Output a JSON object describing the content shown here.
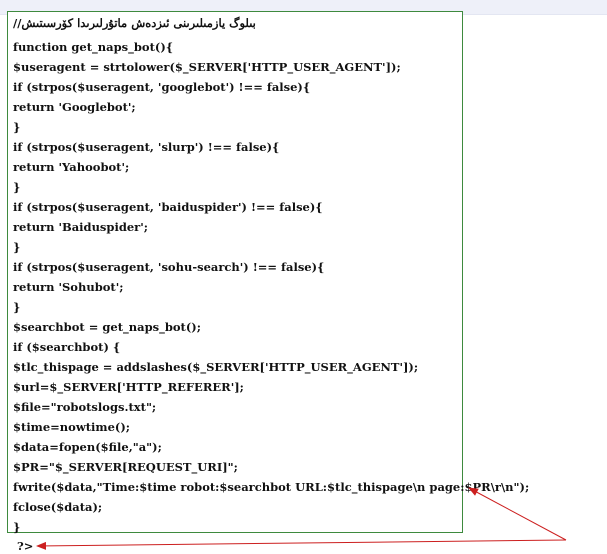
{
  "code": {
    "lines": [
      "بىلوگ يازمىلىرىنى ئىزدەش ماتۇرلىرىدا كۆرسىتىش//",
      "function get_naps_bot(){",
      "$useragent = strtolower($_SERVER['HTTP_USER_AGENT']);",
      "if (strpos($useragent, 'googlebot') !== false){",
      "return 'Googlebot';",
      "}",
      "if (strpos($useragent, 'slurp') !== false){",
      "return 'Yahoobot';",
      "}",
      "if (strpos($useragent, 'baiduspider') !== false){",
      "return 'Baiduspider';",
      "}",
      "if (strpos($useragent, 'sohu-search') !== false){",
      "return 'Sohubot';",
      "}",
      "$searchbot = get_naps_bot();",
      "if ($searchbot) {",
      "$tlc_thispage = addslashes($_SERVER['HTTP_USER_AGENT']);",
      "$url=$_SERVER['HTTP_REFERER'];",
      "$file=\"robotslogs.txt\";",
      "$time=nowtime();",
      "$data=fopen($file,\"a\");",
      "$PR=\"$_SERVER[REQUEST_URI]\";",
      "fwrite($data,\"Time:$time robot:$searchbot URL:$tlc_thispage\\n page:$PR\\r\\n\");",
      "fclose($data);",
      "}"
    ],
    "closing_tag": "?>"
  },
  "colors": {
    "box_border": "#3e8a3e",
    "arrow": "#cc1f1f",
    "text": "#111111"
  }
}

========================================

--- Problem statement ---
Gather all the lines that include the word "return" and copy them out.

--- Reply ---
      "return 'Googlebot';",
      "return 'Yahoobot';",
      "return 'Baiduspider';",
      "return 'Sohubot';",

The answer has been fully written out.